━━━━━ Ausgangstext ━━━━━

Durchführungs- und Kartellverbot
Anmeldepflichtige Zusammenschlüsse von Unternehmen dürfen erst nach Freigabe durch die zuständigen Wettbewerbsbehörden vollzogen werden. Es besteht daher zunächst ein „Durchführungsverbot“.

Somit gilt das Kartellverbot gemäß Art 101 AEUV (bzw. der jeweiligen nationalen Rechtsordnung) jedenfalls für die gesamte Zeit vor dem (geplanten) Vollzug einer Transaktion. Die beteiligten Unternehmen des beabsichtigten Zusammenschlusses haben daher sicherzustellen, dass sie vor dessen Freigabe keine Maßnahmen setzen, die einer Durchführung des Zusammenschlusses gleichkommen oder einen Verstoß gegen das Kartellverbot darstellen könnten.

Verstöße gegen das Durchführungsverbot können von den Wettbewerbsbehörden mit der Verhängung eines Bußgeldes von bis zu 10 % des weltweiten Konzernumsatzes geahndet werden. Bei der Berechnung sind auch die Schwere und die Dauer des Verstoßes mit einzubeziehen – als mildernde, oder erschwerende Umstände.

━━━━━ Bereitgestellte Angaben ━━━━━

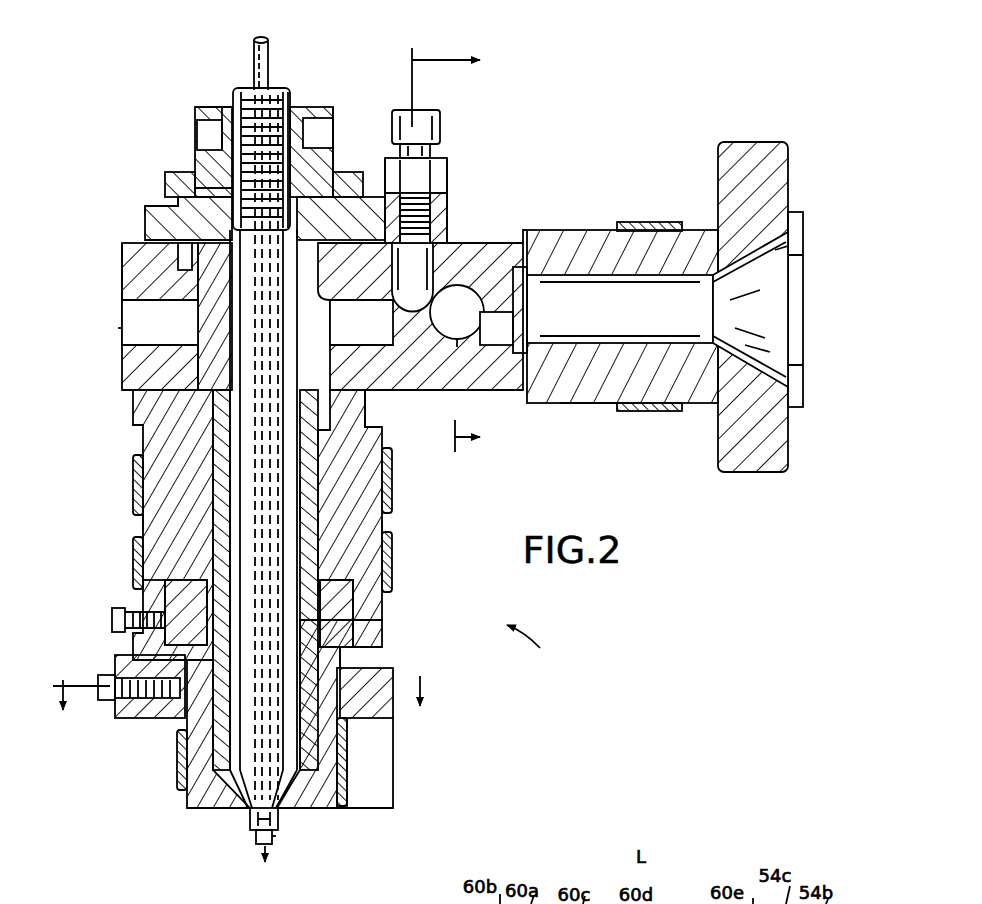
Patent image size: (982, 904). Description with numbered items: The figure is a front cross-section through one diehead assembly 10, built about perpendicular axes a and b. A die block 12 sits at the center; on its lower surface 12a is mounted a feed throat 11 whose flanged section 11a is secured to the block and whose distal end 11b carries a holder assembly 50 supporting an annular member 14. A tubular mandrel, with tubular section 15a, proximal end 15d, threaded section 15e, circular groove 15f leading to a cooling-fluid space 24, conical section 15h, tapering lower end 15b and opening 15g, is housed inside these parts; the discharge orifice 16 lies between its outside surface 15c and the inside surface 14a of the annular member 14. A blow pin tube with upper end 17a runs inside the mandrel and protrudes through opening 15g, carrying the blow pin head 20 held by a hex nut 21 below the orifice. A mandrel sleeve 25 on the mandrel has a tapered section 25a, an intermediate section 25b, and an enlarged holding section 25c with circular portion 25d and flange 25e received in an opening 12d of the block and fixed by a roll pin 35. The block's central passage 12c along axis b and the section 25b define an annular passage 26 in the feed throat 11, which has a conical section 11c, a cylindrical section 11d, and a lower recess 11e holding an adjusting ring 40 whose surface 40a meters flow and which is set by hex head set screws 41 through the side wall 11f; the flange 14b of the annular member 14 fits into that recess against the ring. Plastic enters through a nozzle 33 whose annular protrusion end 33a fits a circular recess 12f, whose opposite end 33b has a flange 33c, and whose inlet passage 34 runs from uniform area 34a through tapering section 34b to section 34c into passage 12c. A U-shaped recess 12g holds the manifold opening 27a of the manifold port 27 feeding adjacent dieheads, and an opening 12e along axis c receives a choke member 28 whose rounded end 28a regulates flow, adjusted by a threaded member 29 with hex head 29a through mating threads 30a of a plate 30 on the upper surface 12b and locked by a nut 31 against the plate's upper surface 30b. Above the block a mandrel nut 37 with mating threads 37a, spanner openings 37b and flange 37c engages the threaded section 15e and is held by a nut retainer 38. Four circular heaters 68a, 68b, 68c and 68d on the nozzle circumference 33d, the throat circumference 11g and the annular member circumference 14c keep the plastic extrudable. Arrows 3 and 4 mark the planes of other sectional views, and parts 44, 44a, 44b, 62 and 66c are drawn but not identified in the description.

The diehead assembly 10 is at (534, 646).
The feed throat 11 is at (340, 478).
The flanged section 11a is at (150, 406).
The distal end 11b is at (134, 660).
The conical section 11c is at (160, 418).
The cylindrical section 11d is at (176, 498).
The lower cylindrical recess 11e is at (176, 590).
The side wall 11f is at (140, 647).
The outside circumference 11g is at (386, 538).
The die block 12 is at (524, 395).
The lower surface 12a is at (140, 380).
The upper surface 12b is at (332, 230).
The central passage 12c is at (370, 402).
The opening 12d is at (176, 290).
The opening 12e is at (504, 243).
The circular recess 12f is at (528, 260).
The U-cross-sectioned recess 12g is at (482, 330).
The annular member 14 is at (370, 718).
The inside surface 14a is at (348, 790).
The flange 14b is at (354, 647).
The outside circumference 14c is at (364, 806).
The tubular section 15a is at (262, 408).
The lower end 15b is at (215, 760).
The outside surface 15c is at (302, 800).
The proximal end 15d is at (262, 95).
The threaded section 15e is at (288, 110).
The circular groove 15f is at (180, 253).
The circular cross-sectioned opening 15g is at (280, 810).
The conical section 15h is at (222, 810).
The discharge orifice 16 is at (246, 806).
The upper end of blow pin 17a is at (268, 85).
The blow pin head 20 is at (252, 830).
The hex nut 21 is at (277, 845).
The space 24 is at (213, 335).
The mandrel sleeve 25 is at (222, 468).
The tapered section 25a is at (319, 660).
The intermediate section 25b is at (310, 500).
The enlarged holding section 25c is at (128, 303).
The circular cross-sectioned portion 25d is at (332, 298).
The flange 25e is at (350, 178).
The annular passage 26 is at (356, 468).
The manifold port 27 is at (443, 305).
The manifold opening 27a is at (450, 347).
The choke member 28 is at (411, 302).
The rounded end 28a is at (398, 336).
The threaded member 29 is at (448, 226).
The hex head 29a is at (438, 124).
The plate 30 is at (448, 205).
The mating threads 30a is at (447, 192).
The upper surface 30b is at (432, 152).
The nut 31 is at (392, 165).
The nozzle 33 is at (585, 403).
The annular protrusion end 33a is at (528, 298).
The opposite end 33b is at (798, 216).
The flange 33c is at (775, 158).
The outside circumference 33d is at (600, 404).
The injector inlet passage 34 is at (782, 251).
The uniform circular cross-sectioned area 34a is at (796, 270).
The tapered section 34b is at (764, 313).
The uniform section 34c is at (632, 323).
The roll pin 35 is at (172, 258).
The mandrel nut 37 is at (215, 107).
The mating threads 37a is at (197, 110).
The spanner openings 37b is at (202, 136).
The flange 37c is at (196, 188).
The nut retainer 38 is at (180, 180).
The adjusting ring 40 is at (176, 610).
The surface 40a is at (340, 615).
The hex head set screws 41 is at (112, 620).
The collar 44 is at (158, 232).
The collar step 44a is at (172, 210).
The collar edge 44b is at (146, 203).
The holder assembly 50 is at (140, 718).
The clamp screw head 62 is at (110, 700).
The clamp screw thread 66c is at (115, 688).
The circular heater 68a is at (645, 222).
The circular heater 68b is at (137, 510).
The circular heater 68c is at (136, 555).
The circular heater 68d is at (348, 760).
The section line 3 is at (240, 712).
The section line 4 is at (459, 251).
The axis a— a is at (263, 866).
The axis b— b is at (122, 326).
The axis c— c is at (412, 330).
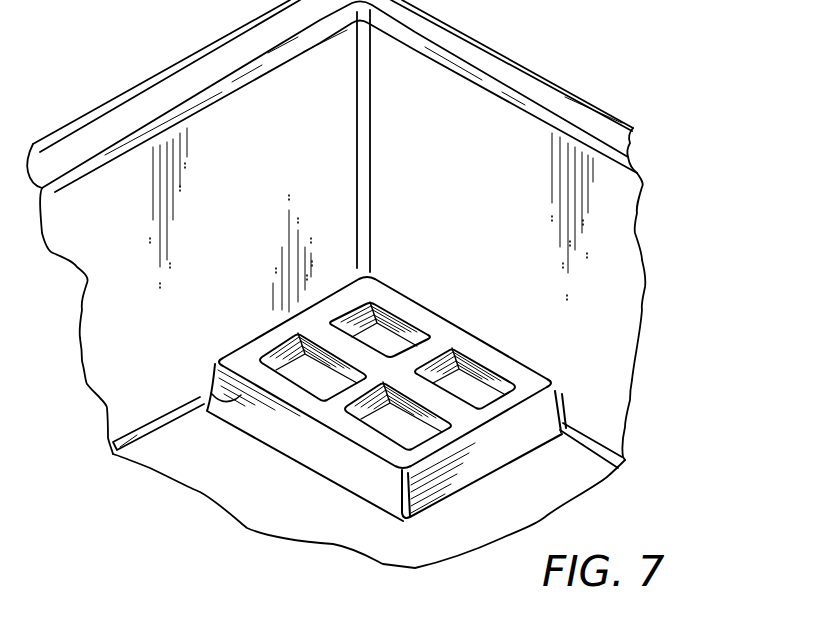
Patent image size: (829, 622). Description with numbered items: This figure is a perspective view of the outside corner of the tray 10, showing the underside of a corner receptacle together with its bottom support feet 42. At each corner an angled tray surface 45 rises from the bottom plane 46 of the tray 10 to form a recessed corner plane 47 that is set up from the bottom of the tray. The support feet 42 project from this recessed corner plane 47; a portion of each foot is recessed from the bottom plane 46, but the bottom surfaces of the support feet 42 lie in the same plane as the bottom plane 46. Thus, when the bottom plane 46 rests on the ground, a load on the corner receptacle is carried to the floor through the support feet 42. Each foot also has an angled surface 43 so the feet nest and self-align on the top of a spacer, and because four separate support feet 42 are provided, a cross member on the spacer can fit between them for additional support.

The tray 10 is at (648, 343).
The bottom support feet 42 is at (486, 396).
The angled surface 43 is at (393, 325).
The angled tray surface 45 is at (208, 383).
The bottom plane 46 is at (246, 481).
The recessed corner plane 47 is at (300, 323).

━━━━━

• [Ziel 1]
Wie hoch kann laut dem Text zum Durchführungsverbot ein Bußgeld bei einem Verstoß höchstens ausfallen?
• [Ziel 2]
Schreibe aus den Datensätzen die Zeilen ab, die mit der Zeile mit „Patent image size: (829, 622).“ beginnen und bis zum Ende der Datensätze reichen, beide Enden eingeschlossen.
Der Text und die Datensätze haben unterschiedliche Quellen.

• [Erwartete Antwort 1]
Bis zu 10 % des weltweiten Konzernumsatzes.

• [Erwartete Antwort 2]
Patent image size: (829, 622). Description with numbered items: This figure is a perspective view of the outside corner of the tray 10, showing the underside of a corner receptacle together with its bottom support feet 42. At each corner an angled tray surface 45 rises from the bottom plane 46 of the tray 10 to form a recessed corner plane 47 that is set up from the bottom of the tray. The support feet 42 project from this recessed corner plane 47; a portion of each foot is recessed from the bottom plane 46, but the bottom surfaces of the support feet 42 lie in the same plane as the bottom plane 46. Thus, when the bottom plane 46 rests on the ground, a load on the corner receptacle is carried to the floor through the support feet 42. Each foot also has an angled surface 43 so the feet nest and self-align on the top of a spacer, and because four separate support feet 42 are provided, a cross member on the spacer can fit between them for additional support.

The tray 10 is at (648, 343).
The bottom support feet 42 is at (486, 396).
The angled surface 43 is at (393, 325).
The angled tray surface 45 is at (208, 383).
The bottom plane 46 is at (246, 481).
The recessed corner plane 47 is at (300, 323).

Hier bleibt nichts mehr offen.